> **Given task**
Write out the data below exactly as given, without any of its pictures.

> **Source data**
-------------------------

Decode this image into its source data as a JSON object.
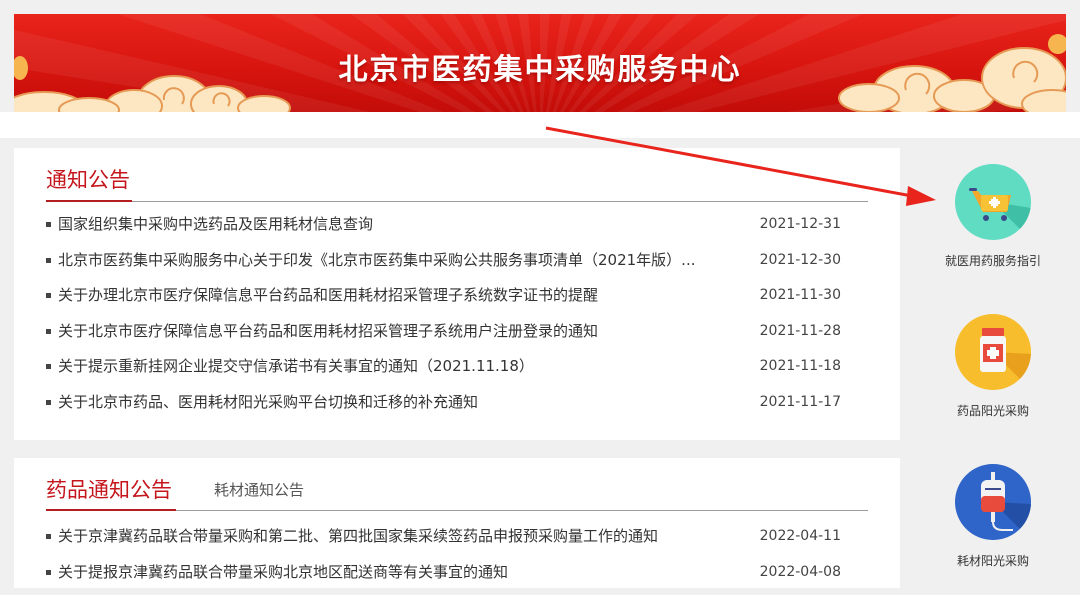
{
  "banner": {
    "title": "北京市医药集中采购服务中心"
  },
  "notice_panel": {
    "title": "通知公告",
    "items": [
      {
        "title": "国家组织集中采购中选药品及医用耗材信息查询",
        "date": "2021-12-31"
      },
      {
        "title": "北京市医药集中采购服务中心关于印发《北京市医药集中采购公共服务事项清单（2021年版）...",
        "date": "2021-12-30"
      },
      {
        "title": "关于办理北京市医疗保障信息平台药品和医用耗材招采管理子系统数字证书的提醒",
        "date": "2021-11-30"
      },
      {
        "title": "关于北京市医疗保障信息平台药品和医用耗材招采管理子系统用户注册登录的通知",
        "date": "2021-11-28"
      },
      {
        "title": "关于提示重新挂网企业提交守信承诺书有关事宜的通知（2021.11.18）",
        "date": "2021-11-18"
      },
      {
        "title": "关于北京市药品、医用耗材阳光采购平台切换和迁移的补充通知",
        "date": "2021-11-17"
      }
    ]
  },
  "drug_panel": {
    "title": "药品通知公告",
    "tab2": "耗材通知公告",
    "items": [
      {
        "title": "关于京津冀药品联合带量采购和第二批、第四批国家集采续签药品申报预采购量工作的通知",
        "date": "2022-04-11"
      },
      {
        "title": "关于提报京津冀药品联合带量采购北京地区配送商等有关事宜的通知",
        "date": "2022-04-08"
      }
    ]
  },
  "services": [
    {
      "label": "就医用药服务指引",
      "icon": "shopping-cart-icon",
      "color": "#5fdcc2"
    },
    {
      "label": "药品阳光采购",
      "icon": "medicine-bottle-icon",
      "color": "#f7bd2c"
    },
    {
      "label": "耗材阳光采购",
      "icon": "iv-bag-icon",
      "color": "#2f64c8"
    }
  ],
  "colors": {
    "accent": "#c4161c",
    "banner": "#d8150f",
    "arrow": "#e8241c"
  }
}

-------------------------

> **Written response**
Decode this image into its source data as a JSON object.
{
  "banner": {
    "title": "北京市医药集中采购服务中心"
  },
  "notice_panel": {
    "title": "通知公告",
    "items": [
      {
        "title": "国家组织集中采购中选药品及医用耗材信息查询",
        "date": "2021-12-31"
      },
      {
        "title": "北京市医药集中采购服务中心关于印发《北京市医药集中采购公共服务事项清单（2021年版）...",
        "date": "2021-12-30"
      },
      {
        "title": "关于办理北京市医疗保障信息平台药品和医用耗材招采管理子系统数字证书的提醒",
        "date": "2021-11-30"
      },
      {
        "title": "关于北京市医疗保障信息平台药品和医用耗材招采管理子系统用户注册登录的通知",
        "date": "2021-11-28"
      },
      {
        "title": "关于提示重新挂网企业提交守信承诺书有关事宜的通知（2021.11.18）",
        "date": "2021-11-18"
      },
      {
        "title": "关于北京市药品、医用耗材阳光采购平台切换和迁移的补充通知",
        "date": "2021-11-17"
      }
    ]
  },
  "drug_panel": {
    "title": "药品通知公告",
    "tab2": "耗材通知公告",
    "items": [
      {
        "title": "关于京津冀药品联合带量采购和第二批、第四批国家集采续签药品申报预采购量工作的通知",
        "date": "2022-04-11"
      },
      {
        "title": "关于提报京津冀药品联合带量采购北京地区配送商等有关事宜的通知",
        "date": "2022-04-08"
      }
    ]
  },
  "services": [
    {
      "label": "就医用药服务指引",
      "icon": "shopping-cart-icon",
      "color": "#5fdcc2"
    },
    {
      "label": "药品阳光采购",
      "icon": "medicine-bottle-icon",
      "color": "#f7bd2c"
    },
    {
      "label": "耗材阳光采购",
      "icon": "iv-bag-icon",
      "color": "#2f64c8"
    }
  ],
  "colors": {
    "accent": "#c4161c",
    "banner": "#d8150f",
    "arrow": "#e8241c"
  }
}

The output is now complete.